REQUIRED WORK »
What follows is a set of records; restate each one word for word and drop the pictures.

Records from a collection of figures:
__________
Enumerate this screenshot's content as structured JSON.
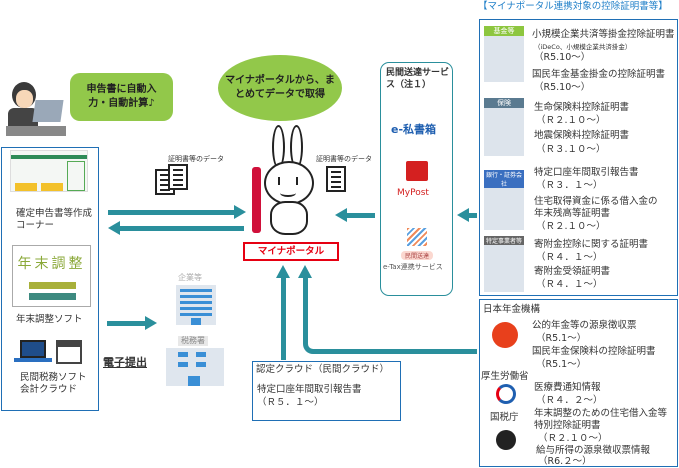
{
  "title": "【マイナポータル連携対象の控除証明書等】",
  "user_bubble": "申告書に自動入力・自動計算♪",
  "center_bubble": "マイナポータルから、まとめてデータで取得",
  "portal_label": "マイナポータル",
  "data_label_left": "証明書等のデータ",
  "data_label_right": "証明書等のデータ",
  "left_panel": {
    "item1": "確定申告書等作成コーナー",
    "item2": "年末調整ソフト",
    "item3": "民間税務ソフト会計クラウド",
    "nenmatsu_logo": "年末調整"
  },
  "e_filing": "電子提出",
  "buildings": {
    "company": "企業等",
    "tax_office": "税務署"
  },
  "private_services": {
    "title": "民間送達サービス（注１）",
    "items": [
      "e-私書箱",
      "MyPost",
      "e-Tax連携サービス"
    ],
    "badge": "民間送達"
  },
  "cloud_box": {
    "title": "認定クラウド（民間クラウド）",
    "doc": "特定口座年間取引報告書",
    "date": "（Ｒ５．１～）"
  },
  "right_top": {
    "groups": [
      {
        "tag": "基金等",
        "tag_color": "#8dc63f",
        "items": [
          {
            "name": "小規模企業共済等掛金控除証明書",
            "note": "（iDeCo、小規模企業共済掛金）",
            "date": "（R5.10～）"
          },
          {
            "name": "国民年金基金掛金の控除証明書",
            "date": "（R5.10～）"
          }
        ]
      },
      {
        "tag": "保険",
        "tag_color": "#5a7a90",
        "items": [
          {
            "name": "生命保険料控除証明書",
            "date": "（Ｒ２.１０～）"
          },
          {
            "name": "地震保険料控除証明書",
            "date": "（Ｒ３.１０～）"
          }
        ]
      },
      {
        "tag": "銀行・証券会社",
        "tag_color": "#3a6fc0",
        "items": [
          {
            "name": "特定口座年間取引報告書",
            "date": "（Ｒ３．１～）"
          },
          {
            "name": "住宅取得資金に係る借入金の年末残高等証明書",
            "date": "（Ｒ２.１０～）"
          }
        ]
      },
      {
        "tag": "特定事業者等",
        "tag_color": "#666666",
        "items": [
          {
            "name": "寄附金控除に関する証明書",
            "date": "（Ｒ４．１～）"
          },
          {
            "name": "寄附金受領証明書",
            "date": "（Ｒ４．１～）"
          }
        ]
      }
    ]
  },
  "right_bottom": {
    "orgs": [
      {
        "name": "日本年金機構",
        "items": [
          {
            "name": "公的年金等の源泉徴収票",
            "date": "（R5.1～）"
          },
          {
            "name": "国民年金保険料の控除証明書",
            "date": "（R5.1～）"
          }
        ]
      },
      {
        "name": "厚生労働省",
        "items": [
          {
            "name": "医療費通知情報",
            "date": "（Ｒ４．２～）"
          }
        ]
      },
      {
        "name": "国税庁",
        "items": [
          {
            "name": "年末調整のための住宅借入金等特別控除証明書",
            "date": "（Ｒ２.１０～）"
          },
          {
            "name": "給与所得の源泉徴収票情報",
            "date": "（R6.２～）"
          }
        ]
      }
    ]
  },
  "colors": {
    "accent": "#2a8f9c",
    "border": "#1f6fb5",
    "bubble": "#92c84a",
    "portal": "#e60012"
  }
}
__________
REPLY TO THE TASK »
Enumerate this screenshot's content as structured JSON.
{
  "title": "【マイナポータル連携対象の控除証明書等】",
  "user_bubble": "申告書に自動入力・自動計算♪",
  "center_bubble": "マイナポータルから、まとめてデータで取得",
  "portal_label": "マイナポータル",
  "data_label_left": "証明書等のデータ",
  "data_label_right": "証明書等のデータ",
  "left_panel": {
    "item1": "確定申告書等作成コーナー",
    "item2": "年末調整ソフト",
    "item3": "民間税務ソフト会計クラウド",
    "nenmatsu_logo": "年末調整"
  },
  "e_filing": "電子提出",
  "buildings": {
    "company": "企業等",
    "tax_office": "税務署"
  },
  "private_services": {
    "title": "民間送達サービス（注１）",
    "items": [
      "e-私書箱",
      "MyPost",
      "e-Tax連携サービス"
    ],
    "badge": "民間送達"
  },
  "cloud_box": {
    "title": "認定クラウド（民間クラウド）",
    "doc": "特定口座年間取引報告書",
    "date": "（Ｒ５．１～）"
  },
  "right_top": {
    "groups": [
      {
        "tag": "基金等",
        "tag_color": "#8dc63f",
        "items": [
          {
            "name": "小規模企業共済等掛金控除証明書",
            "note": "（iDeCo、小規模企業共済掛金）",
            "date": "（R5.10～）"
          },
          {
            "name": "国民年金基金掛金の控除証明書",
            "date": "（R5.10～）"
          }
        ]
      },
      {
        "tag": "保険",
        "tag_color": "#5a7a90",
        "items": [
          {
            "name": "生命保険料控除証明書",
            "date": "（Ｒ２.１０～）"
          },
          {
            "name": "地震保険料控除証明書",
            "date": "（Ｒ３.１０～）"
          }
        ]
      },
      {
        "tag": "銀行・証券会社",
        "tag_color": "#3a6fc0",
        "items": [
          {
            "name": "特定口座年間取引報告書",
            "date": "（Ｒ３．１～）"
          },
          {
            "name": "住宅取得資金に係る借入金の年末残高等証明書",
            "date": "（Ｒ２.１０～）"
          }
        ]
      },
      {
        "tag": "特定事業者等",
        "tag_color": "#666666",
        "items": [
          {
            "name": "寄附金控除に関する証明書",
            "date": "（Ｒ４．１～）"
          },
          {
            "name": "寄附金受領証明書",
            "date": "（Ｒ４．１～）"
          }
        ]
      }
    ]
  },
  "right_bottom": {
    "orgs": [
      {
        "name": "日本年金機構",
        "items": [
          {
            "name": "公的年金等の源泉徴収票",
            "date": "（R5.1～）"
          },
          {
            "name": "国民年金保険料の控除証明書",
            "date": "（R5.1～）"
          }
        ]
      },
      {
        "name": "厚生労働省",
        "items": [
          {
            "name": "医療費通知情報",
            "date": "（Ｒ４．２～）"
          }
        ]
      },
      {
        "name": "国税庁",
        "items": [
          {
            "name": "年末調整のための住宅借入金等特別控除証明書",
            "date": "（Ｒ２.１０～）"
          },
          {
            "name": "給与所得の源泉徴収票情報",
            "date": "（R6.２～）"
          }
        ]
      }
    ]
  },
  "colors": {
    "accent": "#2a8f9c",
    "border": "#1f6fb5",
    "bubble": "#92c84a",
    "portal": "#e60012"
  }
}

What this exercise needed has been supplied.